The request.
Give the entries back exactly, dropping each image.

Records.

-=-=-

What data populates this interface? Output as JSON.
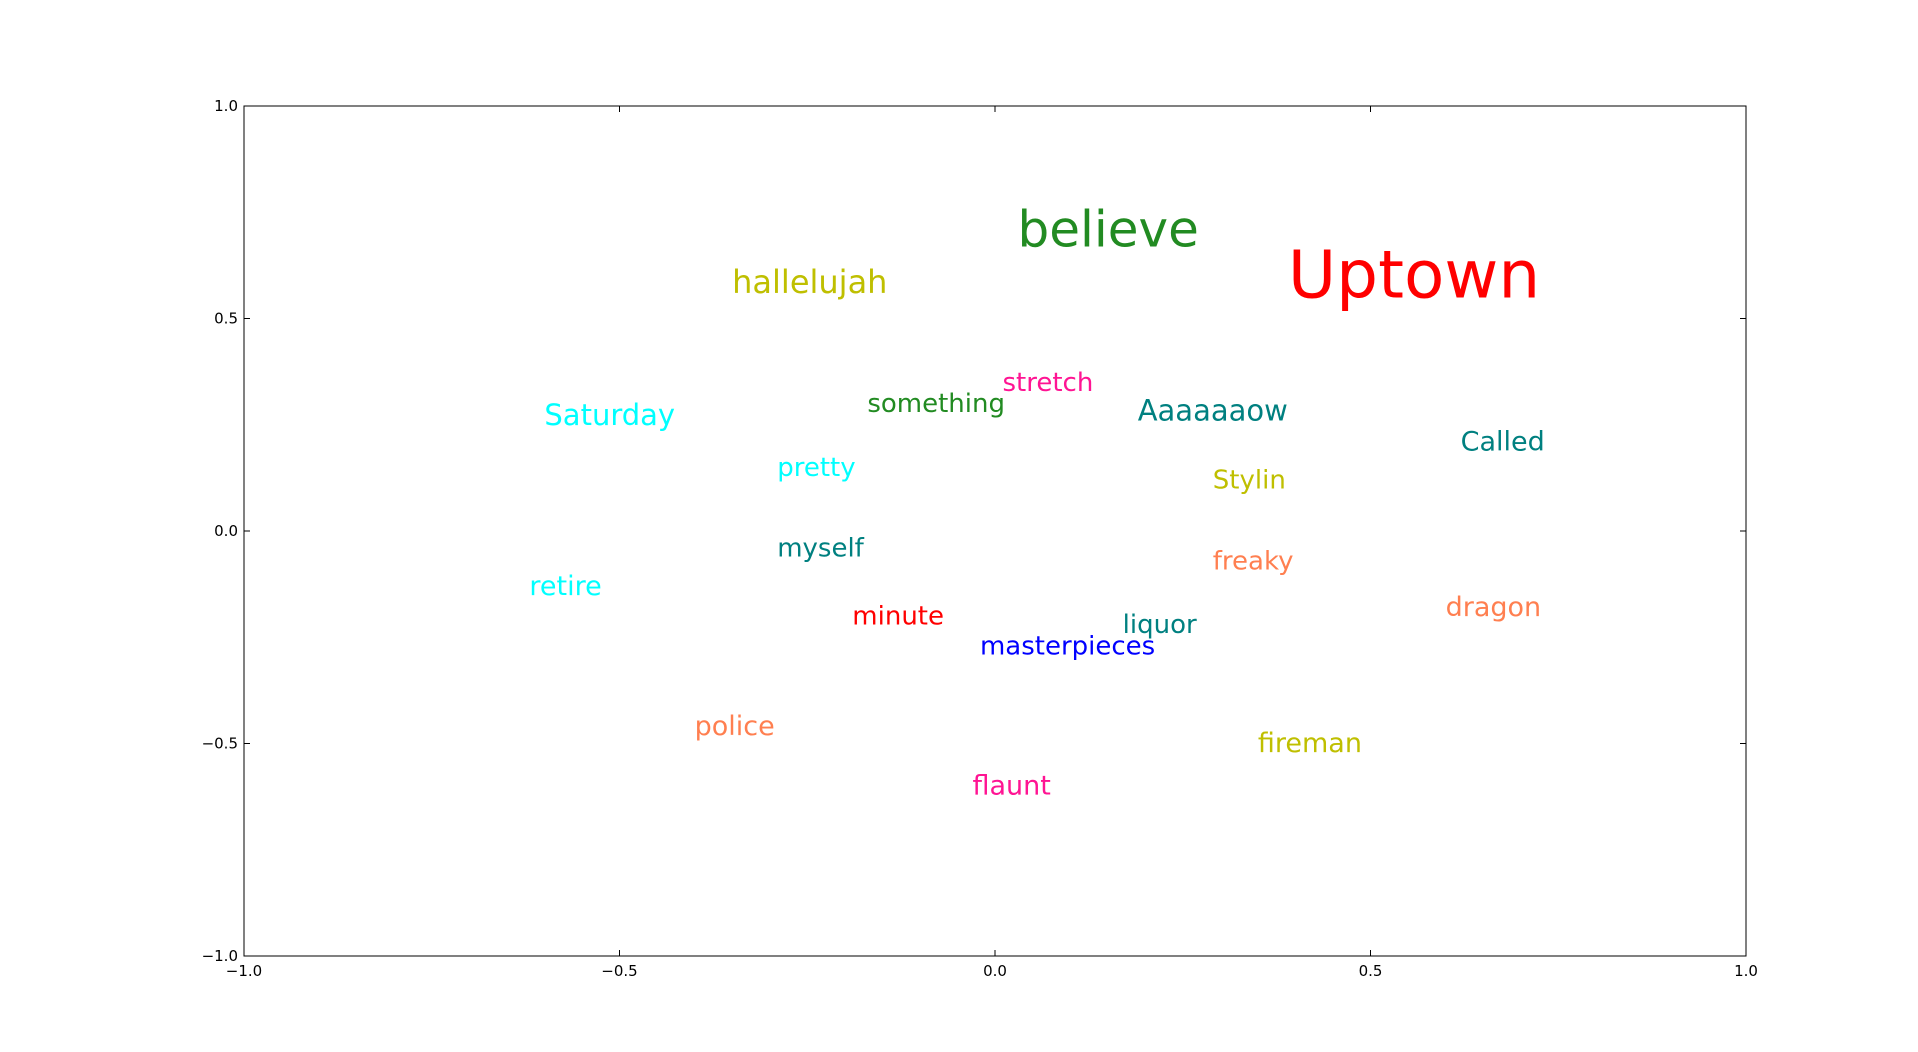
{
  "chart_data": {
    "type": "scatter",
    "title": "",
    "xlabel": "",
    "ylabel": "",
    "xlim": [
      -1.0,
      1.0
    ],
    "ylim": [
      -1.0,
      1.0
    ],
    "grid": false,
    "x_ticks": [
      -1.0,
      -0.5,
      0.0,
      0.5,
      1.0
    ],
    "y_ticks": [
      -1.0,
      -0.5,
      0.0,
      0.5,
      1.0
    ],
    "x_tick_labels": [
      "−1.0",
      "−0.5",
      "0.0",
      "0.5",
      "1.0"
    ],
    "y_tick_labels": [
      "−1.0",
      "−0.5",
      "0.0",
      "0.5",
      "1.0"
    ],
    "points": [
      {
        "label": "believe",
        "x": 0.03,
        "y": 0.67,
        "size": 50,
        "color": "#228b22"
      },
      {
        "label": "Uptown",
        "x": 0.39,
        "y": 0.55,
        "size": 66,
        "color": "#ff0000"
      },
      {
        "label": "hallelujah",
        "x": -0.35,
        "y": 0.56,
        "size": 32,
        "color": "#bfbf00"
      },
      {
        "label": "stretch",
        "x": 0.01,
        "y": 0.33,
        "size": 26,
        "color": "#ff1493"
      },
      {
        "label": "something",
        "x": -0.17,
        "y": 0.28,
        "size": 26,
        "color": "#228b22"
      },
      {
        "label": "Aaaaaaow",
        "x": 0.19,
        "y": 0.26,
        "size": 29,
        "color": "#008080"
      },
      {
        "label": "Saturday",
        "x": -0.6,
        "y": 0.25,
        "size": 29,
        "color": "#00ffff"
      },
      {
        "label": "Called",
        "x": 0.62,
        "y": 0.19,
        "size": 27,
        "color": "#008080"
      },
      {
        "label": "pretty",
        "x": -0.29,
        "y": 0.13,
        "size": 26,
        "color": "#00ffff"
      },
      {
        "label": "Stylin",
        "x": 0.29,
        "y": 0.1,
        "size": 26,
        "color": "#bfbf00"
      },
      {
        "label": "myself",
        "x": -0.29,
        "y": -0.06,
        "size": 26,
        "color": "#008080"
      },
      {
        "label": "freaky",
        "x": 0.29,
        "y": -0.09,
        "size": 26,
        "color": "#ff7f50"
      },
      {
        "label": "retire",
        "x": -0.62,
        "y": -0.15,
        "size": 27,
        "color": "#00ffff"
      },
      {
        "label": "dragon",
        "x": 0.6,
        "y": -0.2,
        "size": 27,
        "color": "#ff7f50"
      },
      {
        "label": "minute",
        "x": -0.19,
        "y": -0.22,
        "size": 26,
        "color": "#ff0000"
      },
      {
        "label": "liquor",
        "x": 0.17,
        "y": -0.24,
        "size": 26,
        "color": "#008080"
      },
      {
        "label": "masterpieces",
        "x": -0.02,
        "y": -0.29,
        "size": 26,
        "color": "#0000ff"
      },
      {
        "label": "police",
        "x": -0.4,
        "y": -0.48,
        "size": 27,
        "color": "#ff7f50"
      },
      {
        "label": "fireman",
        "x": 0.35,
        "y": -0.52,
        "size": 27,
        "color": "#bfbf00"
      },
      {
        "label": "flaunt",
        "x": -0.03,
        "y": -0.62,
        "size": 27,
        "color": "#ff1493"
      }
    ]
  }
}
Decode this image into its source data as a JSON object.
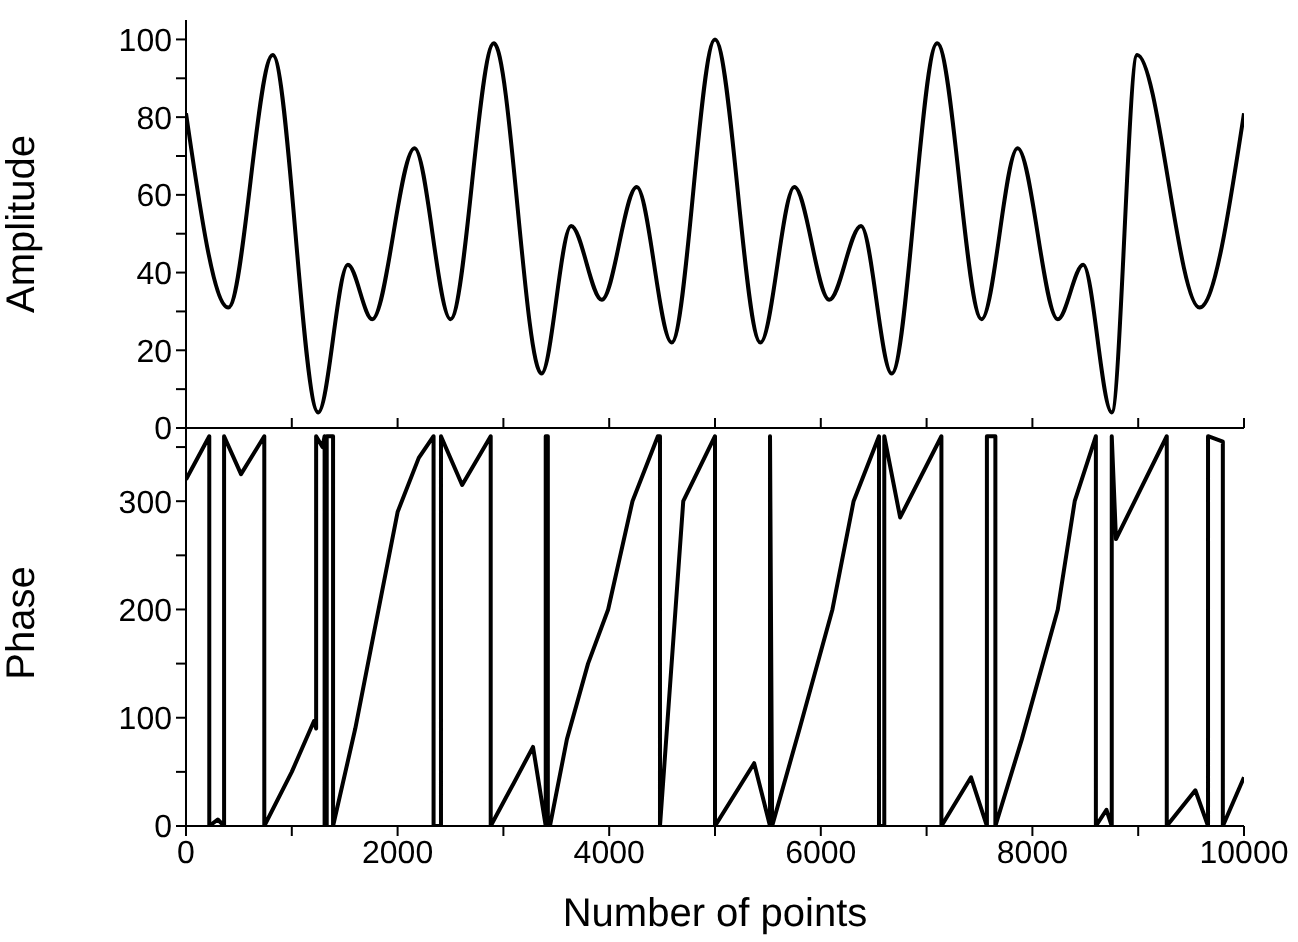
{
  "chart_data": [
    {
      "type": "line",
      "ylabel": "Amplitude",
      "xlim": [
        0,
        10000
      ],
      "ylim": [
        0,
        105
      ],
      "xticks": [
        0,
        {
          "value": 1000,
          "label": null
        },
        2000,
        {
          "value": 3000,
          "label": null
        },
        4000,
        {
          "value": 5000,
          "label": null
        },
        6000,
        {
          "value": 7000,
          "label": null
        },
        8000,
        {
          "value": 9000,
          "label": null
        },
        10000
      ],
      "yticks": [
        0,
        {
          "value": 10,
          "label": null
        },
        20,
        {
          "value": 30,
          "label": null
        },
        40,
        {
          "value": 50,
          "label": null
        },
        60,
        {
          "value": 70,
          "label": null
        },
        80,
        {
          "value": 90,
          "label": null
        },
        100
      ],
      "tick_labels": "y",
      "marker": "none",
      "line_style": "solid",
      "x": [
        0,
        400,
        820,
        1250,
        1530,
        1760,
        2160,
        2500,
        2910,
        3360,
        3640,
        3930,
        4260,
        4590,
        5000,
        5430,
        5750,
        6080,
        6380,
        6670,
        7100,
        7520,
        7860,
        8240,
        8480,
        8750,
        8990,
        9580,
        10000
      ],
      "series": [
        {
          "color": "#000000",
          "values": [
            81,
            31,
            96,
            4,
            42,
            28,
            72,
            28,
            99,
            14,
            52,
            33,
            62,
            22,
            100,
            22,
            62,
            33,
            52,
            14,
            99,
            28,
            72,
            28,
            42,
            4,
            96,
            31,
            81
          ]
        }
      ]
    },
    {
      "type": "line",
      "ylabel": "Phase",
      "xlabel": "Number of points",
      "xlim": [
        0,
        10000
      ],
      "ylim": [
        0,
        375
      ],
      "xticks": [
        0,
        {
          "value": 1000,
          "label": null
        },
        2000,
        {
          "value": 3000,
          "label": null
        },
        4000,
        {
          "value": 5000,
          "label": null
        },
        6000,
        {
          "value": 7000,
          "label": null
        },
        8000,
        {
          "value": 9000,
          "label": null
        },
        10000
      ],
      "yticks": [
        0,
        {
          "value": 50,
          "label": null
        },
        100,
        {
          "value": 150,
          "label": null
        },
        200,
        {
          "value": 250,
          "label": null
        },
        300,
        {
          "value": 350,
          "label": null
        }
      ],
      "marker": "none",
      "line_style": "solid",
      "x": [
        0,
        220,
        220,
        300,
        360,
        360,
        520,
        740,
        740,
        1000,
        1210,
        1230,
        1230,
        1290,
        1310,
        1310,
        1330,
        1330,
        1390,
        1390,
        1600,
        1820,
        2000,
        2200,
        2340,
        2340,
        2410,
        2410,
        2610,
        2880,
        2880,
        3100,
        3280,
        3400,
        3400,
        3420,
        3420,
        3440,
        3600,
        3800,
        3990,
        4220,
        4460,
        4480,
        4480,
        4700,
        5000,
        5000,
        5370,
        5520,
        5520,
        5540,
        5800,
        6110,
        6310,
        6550,
        6550,
        6600,
        6600,
        6750,
        7140,
        7140,
        7420,
        7570,
        7570,
        7650,
        7650,
        7900,
        8240,
        8400,
        8600,
        8600,
        8700,
        8750,
        8750,
        8790,
        9270,
        9270,
        9540,
        9660,
        9660,
        9800,
        9800,
        10000
      ],
      "series": [
        {
          "color": "#000000",
          "values": [
            320,
            360,
            0,
            6,
            0,
            360,
            325,
            360,
            0,
            50,
            97,
            90,
            360,
            350,
            360,
            0,
            0,
            360,
            360,
            0,
            90,
            200,
            290,
            340,
            360,
            0,
            0,
            360,
            315,
            360,
            0,
            40,
            73,
            0,
            360,
            360,
            0,
            0,
            80,
            150,
            200,
            300,
            360,
            360,
            0,
            300,
            360,
            0,
            58,
            0,
            360,
            0,
            90,
            200,
            300,
            360,
            0,
            0,
            360,
            285,
            360,
            0,
            45,
            0,
            360,
            360,
            0,
            80,
            200,
            300,
            360,
            0,
            15,
            0,
            360,
            265,
            360,
            0,
            33,
            0,
            360,
            355,
            0,
            45
          ]
        }
      ]
    }
  ]
}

-=-=-

Response.
What data populates this interface? Output as JSON.
{
  "chart_data": {
    "type": "scatter",
    "title": "",
    "xlabel": "",
    "ylabel": "",
    "xlim": [
      -1.0,
      1.0
    ],
    "ylim": [
      -1.0,
      1.0
    ],
    "grid": false,
    "x_ticks": [
      -1.0,
      -0.5,
      0.0,
      0.5,
      1.0
    ],
    "y_ticks": [
      -1.0,
      -0.5,
      0.0,
      0.5,
      1.0
    ],
    "x_tick_labels": [
      "−1.0",
      "−0.5",
      "0.0",
      "0.5",
      "1.0"
    ],
    "y_tick_labels": [
      "−1.0",
      "−0.5",
      "0.0",
      "0.5",
      "1.0"
    ],
    "points": [
      {
        "label": "believe",
        "x": 0.03,
        "y": 0.67,
        "size": 50,
        "color": "#228b22"
      },
      {
        "label": "Uptown",
        "x": 0.39,
        "y": 0.55,
        "size": 66,
        "color": "#ff0000"
      },
      {
        "label": "hallelujah",
        "x": -0.35,
        "y": 0.56,
        "size": 32,
        "color": "#bfbf00"
      },
      {
        "label": "stretch",
        "x": 0.01,
        "y": 0.33,
        "size": 26,
        "color": "#ff1493"
      },
      {
        "label": "something",
        "x": -0.17,
        "y": 0.28,
        "size": 26,
        "color": "#228b22"
      },
      {
        "label": "Aaaaaaow",
        "x": 0.19,
        "y": 0.26,
        "size": 29,
        "color": "#008080"
      },
      {
        "label": "Saturday",
        "x": -0.6,
        "y": 0.25,
        "size": 29,
        "color": "#00ffff"
      },
      {
        "label": "Called",
        "x": 0.62,
        "y": 0.19,
        "size": 27,
        "color": "#008080"
      },
      {
        "label": "pretty",
        "x": -0.29,
        "y": 0.13,
        "size": 26,
        "color": "#00ffff"
      },
      {
        "label": "Stylin",
        "x": 0.29,
        "y": 0.1,
        "size": 26,
        "color": "#bfbf00"
      },
      {
        "label": "myself",
        "x": -0.29,
        "y": -0.06,
        "size": 26,
        "color": "#008080"
      },
      {
        "label": "freaky",
        "x": 0.29,
        "y": -0.09,
        "size": 26,
        "color": "#ff7f50"
      },
      {
        "label": "retire",
        "x": -0.62,
        "y": -0.15,
        "size": 27,
        "color": "#00ffff"
      },
      {
        "label": "dragon",
        "x": 0.6,
        "y": -0.2,
        "size": 27,
        "color": "#ff7f50"
      },
      {
        "label": "minute",
        "x": -0.19,
        "y": -0.22,
        "size": 26,
        "color": "#ff0000"
      },
      {
        "label": "liquor",
        "x": 0.17,
        "y": -0.24,
        "size": 26,
        "color": "#008080"
      },
      {
        "label": "masterpieces",
        "x": -0.02,
        "y": -0.29,
        "size": 26,
        "color": "#0000ff"
      },
      {
        "label": "police",
        "x": -0.4,
        "y": -0.48,
        "size": 27,
        "color": "#ff7f50"
      },
      {
        "label": "fireman",
        "x": 0.35,
        "y": -0.52,
        "size": 27,
        "color": "#bfbf00"
      },
      {
        "label": "flaunt",
        "x": -0.03,
        "y": -0.62,
        "size": 27,
        "color": "#ff1493"
      }
    ]
  }
}
Decode this image into its source data as a JSON object.
{
  "chart_data": [
    {
      "type": "line",
      "ylabel": "Amplitude",
      "xlim": [
        0,
        10000
      ],
      "ylim": [
        0,
        105
      ],
      "xticks": [
        0,
        {
          "value": 1000,
          "label": null
        },
        2000,
        {
          "value": 3000,
          "label": null
        },
        4000,
        {
          "value": 5000,
          "label": null
        },
        6000,
        {
          "value": 7000,
          "label": null
        },
        8000,
        {
          "value": 9000,
          "label": null
        },
        10000
      ],
      "yticks": [
        0,
        {
          "value": 10,
          "label": null
        },
        20,
        {
          "value": 30,
          "label": null
        },
        40,
        {
          "value": 50,
          "label": null
        },
        60,
        {
          "value": 70,
          "label": null
        },
        80,
        {
          "value": 90,
          "label": null
        },
        100
      ],
      "tick_labels": "y",
      "marker": "none",
      "line_style": "solid",
      "x": [
        0,
        400,
        820,
        1250,
        1530,
        1760,
        2160,
        2500,
        2910,
        3360,
        3640,
        3930,
        4260,
        4590,
        5000,
        5430,
        5750,
        6080,
        6380,
        6670,
        7100,
        7520,
        7860,
        8240,
        8480,
        8750,
        8990,
        9580,
        10000
      ],
      "series": [
        {
          "color": "#000000",
          "values": [
            81,
            31,
            96,
            4,
            42,
            28,
            72,
            28,
            99,
            14,
            52,
            33,
            62,
            22,
            100,
            22,
            62,
            33,
            52,
            14,
            99,
            28,
            72,
            28,
            42,
            4,
            96,
            31,
            81
          ]
        }
      ]
    },
    {
      "type": "line",
      "ylabel": "Phase",
      "xlabel": "Number of points",
      "xlim": [
        0,
        10000
      ],
      "ylim": [
        0,
        375
      ],
      "xticks": [
        0,
        {
          "value": 1000,
          "label": null
        },
        2000,
        {
          "value": 3000,
          "label": null
        },
        4000,
        {
          "value": 5000,
          "label": null
        },
        6000,
        {
          "value": 7000,
          "label": null
        },
        8000,
        {
          "value": 9000,
          "label": null
        },
        10000
      ],
      "yticks": [
        0,
        {
          "value": 50,
          "label": null
        },
        100,
        {
          "value": 150,
          "label": null
        },
        200,
        {
          "value": 250,
          "label": null
        },
        300,
        {
          "value": 350,
          "label": null
        }
      ],
      "marker": "none",
      "line_style": "solid",
      "x": [
        0,
        220,
        220,
        300,
        360,
        360,
        520,
        740,
        740,
        1000,
        1210,
        1230,
        1230,
        1290,
        1310,
        1310,
        1330,
        1330,
        1390,
        1390,
        1600,
        1820,
        2000,
        2200,
        2340,
        2340,
        2410,
        2410,
        2610,
        2880,
        2880,
        3100,
        3280,
        3400,
        3400,
        3420,
        3420,
        3440,
        3600,
        3800,
        3990,
        4220,
        4460,
        4480,
        4480,
        4700,
        5000,
        5000,
        5370,
        5520,
        5520,
        5540,
        5800,
        6110,
        6310,
        6550,
        6550,
        6600,
        6600,
        6750,
        7140,
        7140,
        7420,
        7570,
        7570,
        7650,
        7650,
        7900,
        8240,
        8400,
        8600,
        8600,
        8700,
        8750,
        8750,
        8790,
        9270,
        9270,
        9540,
        9660,
        9660,
        9800,
        9800,
        10000
      ],
      "series": [
        {
          "color": "#000000",
          "values": [
            320,
            360,
            0,
            6,
            0,
            360,
            325,
            360,
            0,
            50,
            97,
            90,
            360,
            350,
            360,
            0,
            0,
            360,
            360,
            0,
            90,
            200,
            290,
            340,
            360,
            0,
            0,
            360,
            315,
            360,
            0,
            40,
            73,
            0,
            360,
            360,
            0,
            0,
            80,
            150,
            200,
            300,
            360,
            360,
            0,
            300,
            360,
            0,
            58,
            0,
            360,
            0,
            90,
            200,
            300,
            360,
            0,
            0,
            360,
            285,
            360,
            0,
            45,
            0,
            360,
            360,
            0,
            80,
            200,
            300,
            360,
            0,
            15,
            0,
            360,
            265,
            360,
            0,
            33,
            0,
            360,
            355,
            0,
            45
          ]
        }
      ]
    }
  ]
}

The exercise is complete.